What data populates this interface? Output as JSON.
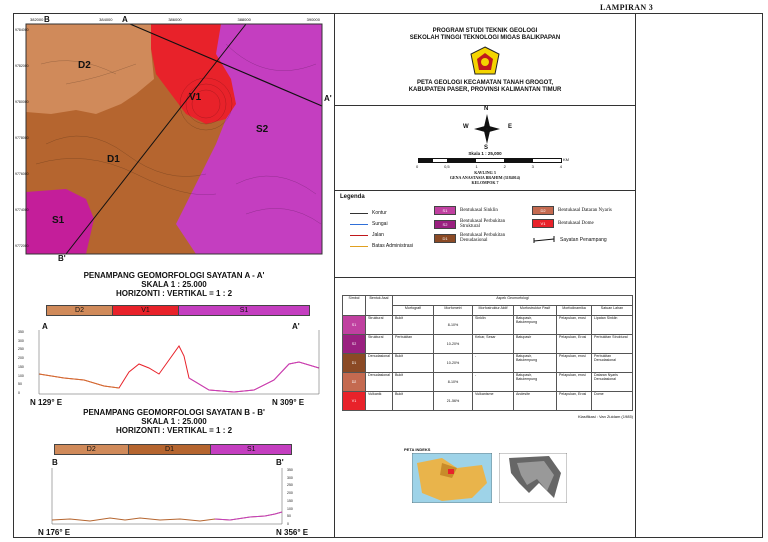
{
  "header": {
    "lampiran": "LAMPIRAN 3"
  },
  "map": {
    "units": [
      {
        "code": "D2",
        "color": "#d08a5a"
      },
      {
        "code": "V1",
        "color": "#e8222a"
      },
      {
        "code": "S2",
        "color": "#c43ec0"
      },
      {
        "code": "D1",
        "color": "#b5652f"
      },
      {
        "code": "S1",
        "color": "#c41e9a"
      }
    ],
    "section_markers": [
      "A",
      "A'",
      "B",
      "B'"
    ],
    "top_ticks": [
      "382000",
      "384000",
      "386000",
      "388000",
      "390000"
    ],
    "left_ticks": [
      "9784000",
      "9782000",
      "9780000",
      "9778000",
      "9776000",
      "9774000",
      "9772000"
    ]
  },
  "title_block": {
    "institution_line1": "PROGRAM STUDI TEKNIK GEOLOGI",
    "institution_line2": "SEKOLAH TINGGI TEKNOLOGI MIGAS BALIKPAPAN",
    "map_title_line1": "PETA GEOLOGI KECAMATAN TANAH GROGOT,",
    "map_title_line2": "KABUPATEN PASER, PROVINSI KALIMANTAN TIMUR"
  },
  "compass": {
    "n": "N",
    "s": "S",
    "e": "E",
    "w": "W"
  },
  "scale": {
    "label": "Skala 1 : 25,000",
    "ticks": [
      "0",
      "0,5",
      "1",
      "2",
      "3",
      "4"
    ],
    "unit": "KM",
    "author_line1": "KAVLING 3",
    "author_line2": "GENA ANASTASIA BRAHIM (3184014)",
    "author_line3": "KELOMPOK 7"
  },
  "legend": {
    "title": "Legenda",
    "lines": [
      {
        "label": "Kontur",
        "color": "#333333"
      },
      {
        "label": "Sungai",
        "color": "#2f6fd8"
      },
      {
        "label": "Jalan",
        "color": "#c0181c"
      },
      {
        "label": "Batas Administrasi",
        "color": "#e0a020"
      }
    ],
    "units": [
      {
        "code": "S1",
        "label": "Bentukasal Sinklin",
        "color": "#c040a0"
      },
      {
        "code": "S2",
        "label": "Bentukasal Perbukitan Struktural",
        "color": "#9a2080"
      },
      {
        "code": "D1",
        "label": "Bentukasal Perbukitan Denudasional",
        "color": "#8b4a25"
      },
      {
        "code": "D2",
        "label": "Bentukasal Dataran Nyaris",
        "color": "#c46a50"
      },
      {
        "code": "V1",
        "label": "Bentukasal Dome",
        "color": "#e8222a"
      }
    ],
    "section_label": "Sayatan Penampang"
  },
  "profile_a": {
    "title": "PENAMPANG GEOMORFOLOGI SAYATAN A - A'",
    "scale": "SKALA 1 : 25.000",
    "ratio": "HORIZONTI : VERTIKAL = 1 : 2",
    "segments": [
      {
        "code": "D2",
        "color": "#d08a5a",
        "share": 0.25
      },
      {
        "code": "V1",
        "color": "#e8222a",
        "share": 0.25
      },
      {
        "code": "S1",
        "color": "#c43ec0",
        "share": 0.5
      }
    ],
    "start": "A",
    "end": "A'",
    "dir_left": "N 129° E",
    "dir_right": "N 309° E",
    "y_ticks": [
      "350",
      "300",
      "250",
      "200",
      "150",
      "100",
      "50",
      "0"
    ]
  },
  "profile_b": {
    "title": "PENAMPANG GEOMORFOLOGI SAYATAN B - B'",
    "scale": "SKALA 1 : 25.000",
    "ratio": "HORIZONTI : VERTIKAL = 1 : 2",
    "segments": [
      {
        "code": "D2",
        "color": "#d08a5a",
        "share": 0.31
      },
      {
        "code": "D1",
        "color": "#b5652f",
        "share": 0.35
      },
      {
        "code": "S1",
        "color": "#c43ec0",
        "share": 0.34
      }
    ],
    "start": "B",
    "end": "B'",
    "dir_left": "N 176° E",
    "dir_right": "N 356° E",
    "y_ticks": [
      "350",
      "300",
      "250",
      "200",
      "150",
      "100",
      "50",
      "0"
    ]
  },
  "geo_table": {
    "group_header": "Aspek Geomorfologi",
    "col_simbol": "Simbol",
    "col_bentuk": "Bentuk Asal",
    "col_morfografi": "Morfografi",
    "col_morfometri": "Morfometri",
    "col_morfostruktur_aktif": "Morfostruktur Aktif",
    "col_morfostruktur_pasif": "Morfostruktur Pasif",
    "col_morfodinamika": "Morfodinamika",
    "col_satuan": "Satuan Lahan",
    "rows": [
      {
        "code": "S1",
        "color": "#c040a0",
        "bentuk": "Struktural",
        "morfografi": "Bukit",
        "morfometri": "8-10%",
        "aktif": "Sinklin",
        "pasif": "Batupasir, Batulempung",
        "dinamika": "Pelapukan, erosi",
        "satuan": "Lipatan Sinklin"
      },
      {
        "code": "S2",
        "color": "#9a2080",
        "bentuk": "Struktural",
        "morfografi": "Perbukitan",
        "morfometri": "10-20%",
        "aktif": "Kekar, Sesar",
        "pasif": "Batupasir",
        "dinamika": "Pelapukan, Erosi",
        "satuan": "Perbukitan Struktural"
      },
      {
        "code": "D1",
        "color": "#8b4a25",
        "bentuk": "Denudasional",
        "morfografi": "Bukit",
        "morfometri": "10-20%",
        "aktif": "-",
        "pasif": "Batupasir, Batulempung",
        "dinamika": "Pelapukan, erosi",
        "satuan": "Perbukitan Denudasional"
      },
      {
        "code": "D2",
        "color": "#c46a50",
        "bentuk": "Denudasional",
        "morfografi": "Bukit",
        "morfometri": "8-10%",
        "aktif": "-",
        "pasif": "Batupasir, Batulempung",
        "dinamika": "Pelapukan, erosi",
        "satuan": "Dataran Nyaris Denudasional"
      },
      {
        "code": "V1",
        "color": "#e8222a",
        "bentuk": "Vulkanik",
        "morfografi": "Bukit",
        "morfometri": "21-56%",
        "aktif": "Vulkanisme",
        "pasif": "Andesite",
        "dinamika": "Pelapukan, Erosi",
        "satuan": "Dome"
      }
    ],
    "source": "Klasifikasi : Van Zuidam (1985)"
  },
  "index": {
    "title": "PETA INDEKS"
  }
}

INSTRUCTIONS FOR THE TASK
From the data, pick out every line that includes "Struktural".

ANSWER
        "label": "Bentukasal Perbukitan Struktural",
        "bentuk": "Struktural",
        "bentuk": "Struktural",
        "satuan": "Perbukitan Struktural"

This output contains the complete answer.